* Text segment
▼
This has been a really hard and new year for me. To be honest it been the year of “new”.
New life goals, new life, new home… lots of new.
Though some things seem to have fallen perfectly into place, others have been a series of trials and error.
In this time of experimentation and learning, I’ve learned a very important lesson.
I was recently working a really crappy job for less then minimum wage, on top of wedding planning, school, and a special physical condition.
I thought I could handle it, I needed money so I was convinced that working was my only option as I tried to juggle all these other commitments.
I was constantly stressed. wedding planning wasn’t getting done, I couldn’t concentrate on school, I felt like an outsider at work most days. My fiancé and my mother were constantly telling me to rest, and not to stress. They even tried to get me approval for a medical leave my health was suffering so much from this one stupid job.
In the end, I quit.
And it wasn’t until after that I realized I was a whole lot happier.
I was still busy with school and finals, and I still had an entire wedding to plan.
But I was a lot less stressed.
More importantly, I was happy.
I am so much happier.
And so I learned, with all the ups and downs my life has taken, I need to be happy.
I don’t have to rely on someone else or for the right circumstances, I need to make myself happy.
Even if it means giving up the extra $400 a month I was making, the money we’ll probably save on medications, both mental and physical, and just how much easier and nicer life is now that I can enjoy it again I think will make up the difference…
So this is my advice.
Put you first. Your health and your happiness.
Sometimes that may not be completely feasible, I know… but just find something, some small thing to make the days brighter and life a little more pleasant.
▲
* Raw data
▼
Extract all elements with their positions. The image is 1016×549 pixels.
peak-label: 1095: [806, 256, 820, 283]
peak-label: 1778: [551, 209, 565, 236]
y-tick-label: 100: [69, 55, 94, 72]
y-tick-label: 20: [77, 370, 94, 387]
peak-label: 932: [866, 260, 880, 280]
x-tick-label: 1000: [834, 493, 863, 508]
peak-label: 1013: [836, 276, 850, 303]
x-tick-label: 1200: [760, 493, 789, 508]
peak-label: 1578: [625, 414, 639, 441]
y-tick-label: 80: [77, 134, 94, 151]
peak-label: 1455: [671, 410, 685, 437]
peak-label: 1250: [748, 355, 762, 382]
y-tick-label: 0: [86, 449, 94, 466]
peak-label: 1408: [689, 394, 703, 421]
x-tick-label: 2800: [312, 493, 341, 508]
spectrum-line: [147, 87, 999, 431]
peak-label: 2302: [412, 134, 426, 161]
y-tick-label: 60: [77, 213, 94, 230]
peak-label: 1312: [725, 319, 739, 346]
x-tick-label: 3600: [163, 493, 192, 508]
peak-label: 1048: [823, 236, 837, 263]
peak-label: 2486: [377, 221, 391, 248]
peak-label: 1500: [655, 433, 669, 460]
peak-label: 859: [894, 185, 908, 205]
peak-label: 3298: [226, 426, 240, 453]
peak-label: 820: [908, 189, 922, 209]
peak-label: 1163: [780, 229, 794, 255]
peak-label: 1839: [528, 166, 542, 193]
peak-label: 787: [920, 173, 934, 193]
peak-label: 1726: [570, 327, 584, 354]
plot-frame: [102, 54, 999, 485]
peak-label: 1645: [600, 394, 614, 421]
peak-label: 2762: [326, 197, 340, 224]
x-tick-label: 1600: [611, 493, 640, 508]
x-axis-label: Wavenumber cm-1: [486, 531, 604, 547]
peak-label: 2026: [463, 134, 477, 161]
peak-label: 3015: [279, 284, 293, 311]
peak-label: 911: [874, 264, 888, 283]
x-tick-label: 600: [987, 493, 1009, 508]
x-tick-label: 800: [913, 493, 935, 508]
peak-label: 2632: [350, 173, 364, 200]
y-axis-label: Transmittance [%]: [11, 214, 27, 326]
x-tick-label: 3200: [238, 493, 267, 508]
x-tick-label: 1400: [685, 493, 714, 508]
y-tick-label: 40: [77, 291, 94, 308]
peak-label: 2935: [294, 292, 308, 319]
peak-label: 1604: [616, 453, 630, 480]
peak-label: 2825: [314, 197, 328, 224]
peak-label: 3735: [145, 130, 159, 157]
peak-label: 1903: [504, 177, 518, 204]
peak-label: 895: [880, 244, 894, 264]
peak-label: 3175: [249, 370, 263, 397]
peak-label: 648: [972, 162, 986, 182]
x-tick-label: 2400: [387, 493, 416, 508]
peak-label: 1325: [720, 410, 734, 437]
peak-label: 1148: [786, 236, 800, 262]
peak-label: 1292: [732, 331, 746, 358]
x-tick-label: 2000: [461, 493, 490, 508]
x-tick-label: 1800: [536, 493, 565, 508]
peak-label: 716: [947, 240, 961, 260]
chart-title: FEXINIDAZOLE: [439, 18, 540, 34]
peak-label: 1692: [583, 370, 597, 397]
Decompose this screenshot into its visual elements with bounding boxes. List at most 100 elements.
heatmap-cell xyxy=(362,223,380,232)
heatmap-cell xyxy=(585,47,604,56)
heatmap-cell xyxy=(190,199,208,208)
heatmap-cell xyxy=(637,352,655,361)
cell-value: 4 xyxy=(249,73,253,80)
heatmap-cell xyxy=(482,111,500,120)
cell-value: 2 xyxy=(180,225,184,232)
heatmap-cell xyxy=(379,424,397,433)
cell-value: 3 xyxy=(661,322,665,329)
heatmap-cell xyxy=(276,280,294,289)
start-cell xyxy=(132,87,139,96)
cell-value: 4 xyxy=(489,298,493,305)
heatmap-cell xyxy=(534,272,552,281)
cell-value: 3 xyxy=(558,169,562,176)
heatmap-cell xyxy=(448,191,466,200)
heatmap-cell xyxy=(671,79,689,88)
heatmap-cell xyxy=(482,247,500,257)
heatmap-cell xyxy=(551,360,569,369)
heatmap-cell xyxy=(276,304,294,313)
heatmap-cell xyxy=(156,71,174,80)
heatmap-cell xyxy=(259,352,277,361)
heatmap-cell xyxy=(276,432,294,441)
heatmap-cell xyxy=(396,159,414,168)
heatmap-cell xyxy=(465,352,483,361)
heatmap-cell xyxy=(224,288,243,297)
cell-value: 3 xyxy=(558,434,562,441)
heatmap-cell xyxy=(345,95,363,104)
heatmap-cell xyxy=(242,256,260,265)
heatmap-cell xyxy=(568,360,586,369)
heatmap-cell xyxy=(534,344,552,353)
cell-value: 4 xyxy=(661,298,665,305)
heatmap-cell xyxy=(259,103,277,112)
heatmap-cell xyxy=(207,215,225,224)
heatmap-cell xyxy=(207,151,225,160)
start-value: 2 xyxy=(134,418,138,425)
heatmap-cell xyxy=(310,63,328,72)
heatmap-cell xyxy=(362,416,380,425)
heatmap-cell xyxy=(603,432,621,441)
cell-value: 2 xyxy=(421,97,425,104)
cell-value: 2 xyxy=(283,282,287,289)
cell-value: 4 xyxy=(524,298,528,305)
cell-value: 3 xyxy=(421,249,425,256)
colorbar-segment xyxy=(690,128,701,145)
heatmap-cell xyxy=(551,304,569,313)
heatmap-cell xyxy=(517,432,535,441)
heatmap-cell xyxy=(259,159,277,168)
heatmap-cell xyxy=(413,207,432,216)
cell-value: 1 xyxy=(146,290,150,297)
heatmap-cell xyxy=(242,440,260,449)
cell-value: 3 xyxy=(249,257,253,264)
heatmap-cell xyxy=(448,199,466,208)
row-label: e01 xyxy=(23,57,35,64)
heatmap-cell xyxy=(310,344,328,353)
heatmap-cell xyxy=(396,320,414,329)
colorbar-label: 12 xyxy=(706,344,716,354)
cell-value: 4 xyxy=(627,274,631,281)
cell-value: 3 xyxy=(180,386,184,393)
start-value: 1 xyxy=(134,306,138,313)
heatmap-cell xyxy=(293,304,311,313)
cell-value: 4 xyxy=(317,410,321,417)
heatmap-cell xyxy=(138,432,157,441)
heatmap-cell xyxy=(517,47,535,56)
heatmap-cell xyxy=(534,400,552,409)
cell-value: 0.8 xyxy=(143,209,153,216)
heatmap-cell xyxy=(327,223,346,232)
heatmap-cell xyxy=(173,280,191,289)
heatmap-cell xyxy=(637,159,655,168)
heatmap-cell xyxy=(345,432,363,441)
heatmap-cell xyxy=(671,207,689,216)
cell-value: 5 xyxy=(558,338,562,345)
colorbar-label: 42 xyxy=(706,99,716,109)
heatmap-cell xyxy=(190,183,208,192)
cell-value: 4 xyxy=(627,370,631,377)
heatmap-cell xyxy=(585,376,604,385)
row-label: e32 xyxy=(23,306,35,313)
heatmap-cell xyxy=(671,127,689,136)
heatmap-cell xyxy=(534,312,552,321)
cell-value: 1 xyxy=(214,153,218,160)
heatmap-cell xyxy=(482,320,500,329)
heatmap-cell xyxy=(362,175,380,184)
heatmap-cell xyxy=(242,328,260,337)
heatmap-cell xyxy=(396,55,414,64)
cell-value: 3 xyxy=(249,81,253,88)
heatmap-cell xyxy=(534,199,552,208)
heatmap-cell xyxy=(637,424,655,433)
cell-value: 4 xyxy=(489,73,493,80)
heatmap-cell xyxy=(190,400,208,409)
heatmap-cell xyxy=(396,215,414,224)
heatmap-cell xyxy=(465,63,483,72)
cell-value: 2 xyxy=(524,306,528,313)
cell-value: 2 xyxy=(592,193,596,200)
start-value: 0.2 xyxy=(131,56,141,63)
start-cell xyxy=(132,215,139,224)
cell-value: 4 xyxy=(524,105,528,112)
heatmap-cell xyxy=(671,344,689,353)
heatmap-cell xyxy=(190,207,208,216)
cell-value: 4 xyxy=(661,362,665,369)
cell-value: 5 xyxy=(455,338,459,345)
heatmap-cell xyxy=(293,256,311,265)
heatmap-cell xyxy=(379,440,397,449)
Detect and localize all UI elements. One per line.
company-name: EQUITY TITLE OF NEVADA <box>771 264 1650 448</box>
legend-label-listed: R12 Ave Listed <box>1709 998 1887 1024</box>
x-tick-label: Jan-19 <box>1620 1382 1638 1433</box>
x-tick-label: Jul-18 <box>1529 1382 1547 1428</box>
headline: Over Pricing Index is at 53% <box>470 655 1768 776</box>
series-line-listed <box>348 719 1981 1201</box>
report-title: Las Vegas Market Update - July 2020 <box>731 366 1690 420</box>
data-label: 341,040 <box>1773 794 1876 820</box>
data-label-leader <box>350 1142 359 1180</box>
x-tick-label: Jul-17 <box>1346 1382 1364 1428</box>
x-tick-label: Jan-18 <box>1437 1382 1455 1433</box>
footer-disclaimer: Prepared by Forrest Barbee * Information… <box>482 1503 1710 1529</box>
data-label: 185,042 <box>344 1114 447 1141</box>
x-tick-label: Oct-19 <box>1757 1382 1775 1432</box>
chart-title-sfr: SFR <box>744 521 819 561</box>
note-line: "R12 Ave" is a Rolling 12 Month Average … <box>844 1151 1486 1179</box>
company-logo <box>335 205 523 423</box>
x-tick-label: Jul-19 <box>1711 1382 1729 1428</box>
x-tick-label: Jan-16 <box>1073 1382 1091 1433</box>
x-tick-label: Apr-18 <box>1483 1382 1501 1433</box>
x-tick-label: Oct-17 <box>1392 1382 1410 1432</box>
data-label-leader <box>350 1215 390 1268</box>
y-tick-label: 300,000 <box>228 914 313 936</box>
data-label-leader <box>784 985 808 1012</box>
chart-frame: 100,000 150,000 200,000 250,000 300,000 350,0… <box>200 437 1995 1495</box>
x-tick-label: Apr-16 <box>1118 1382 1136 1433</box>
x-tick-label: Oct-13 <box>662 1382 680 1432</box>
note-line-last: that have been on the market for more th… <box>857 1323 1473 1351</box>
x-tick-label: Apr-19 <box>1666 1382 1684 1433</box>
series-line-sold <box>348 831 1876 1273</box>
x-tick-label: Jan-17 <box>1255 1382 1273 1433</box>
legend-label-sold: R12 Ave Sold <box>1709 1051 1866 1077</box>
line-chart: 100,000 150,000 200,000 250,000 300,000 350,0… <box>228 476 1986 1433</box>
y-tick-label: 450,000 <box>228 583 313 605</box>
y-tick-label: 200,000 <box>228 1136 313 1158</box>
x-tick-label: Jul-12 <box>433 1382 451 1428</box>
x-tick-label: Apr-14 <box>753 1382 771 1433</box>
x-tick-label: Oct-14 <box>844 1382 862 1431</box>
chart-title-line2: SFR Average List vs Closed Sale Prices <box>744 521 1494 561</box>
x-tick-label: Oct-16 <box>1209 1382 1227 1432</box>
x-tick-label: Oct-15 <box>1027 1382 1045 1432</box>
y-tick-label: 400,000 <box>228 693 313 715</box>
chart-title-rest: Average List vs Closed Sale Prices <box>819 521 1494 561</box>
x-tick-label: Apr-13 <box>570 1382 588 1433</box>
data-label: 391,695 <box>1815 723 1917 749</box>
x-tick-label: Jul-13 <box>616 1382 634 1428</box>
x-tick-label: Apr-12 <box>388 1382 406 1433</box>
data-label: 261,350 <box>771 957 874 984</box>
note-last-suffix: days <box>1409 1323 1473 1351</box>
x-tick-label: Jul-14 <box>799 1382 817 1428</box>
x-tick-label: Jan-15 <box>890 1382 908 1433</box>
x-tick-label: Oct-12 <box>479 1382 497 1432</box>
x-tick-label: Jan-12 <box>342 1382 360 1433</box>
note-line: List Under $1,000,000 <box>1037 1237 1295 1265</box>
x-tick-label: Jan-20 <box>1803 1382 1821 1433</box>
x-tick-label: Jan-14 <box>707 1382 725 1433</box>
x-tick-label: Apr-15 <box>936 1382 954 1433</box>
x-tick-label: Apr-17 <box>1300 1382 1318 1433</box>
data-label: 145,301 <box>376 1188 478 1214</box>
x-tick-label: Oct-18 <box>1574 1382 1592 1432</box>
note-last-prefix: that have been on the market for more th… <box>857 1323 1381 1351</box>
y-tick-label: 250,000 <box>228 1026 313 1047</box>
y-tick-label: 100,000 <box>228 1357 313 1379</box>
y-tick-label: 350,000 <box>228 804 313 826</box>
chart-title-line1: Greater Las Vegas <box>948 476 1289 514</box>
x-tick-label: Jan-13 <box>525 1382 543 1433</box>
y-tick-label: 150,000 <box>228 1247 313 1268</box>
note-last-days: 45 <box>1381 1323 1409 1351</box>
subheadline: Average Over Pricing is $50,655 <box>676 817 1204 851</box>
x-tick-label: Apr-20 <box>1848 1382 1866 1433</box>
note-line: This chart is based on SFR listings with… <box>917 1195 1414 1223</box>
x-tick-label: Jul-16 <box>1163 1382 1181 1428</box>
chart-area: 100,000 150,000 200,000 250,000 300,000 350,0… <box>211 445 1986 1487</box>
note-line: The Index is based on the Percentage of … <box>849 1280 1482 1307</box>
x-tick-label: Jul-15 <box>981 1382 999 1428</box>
▲
* Activity
Summarize the text about quitting a stressful job in two sentences. The lines above come from a separate source.

* Answer box
During a year full of new things, the writer quit a low-paying, stressful job that was hurting their health, schoolwork, and wedding planning, and was much happier afterward. From this the writer learned to make their own happiness a priority, and advises putting one's health and happiness first, or at least finding some small thing to make the days brighter.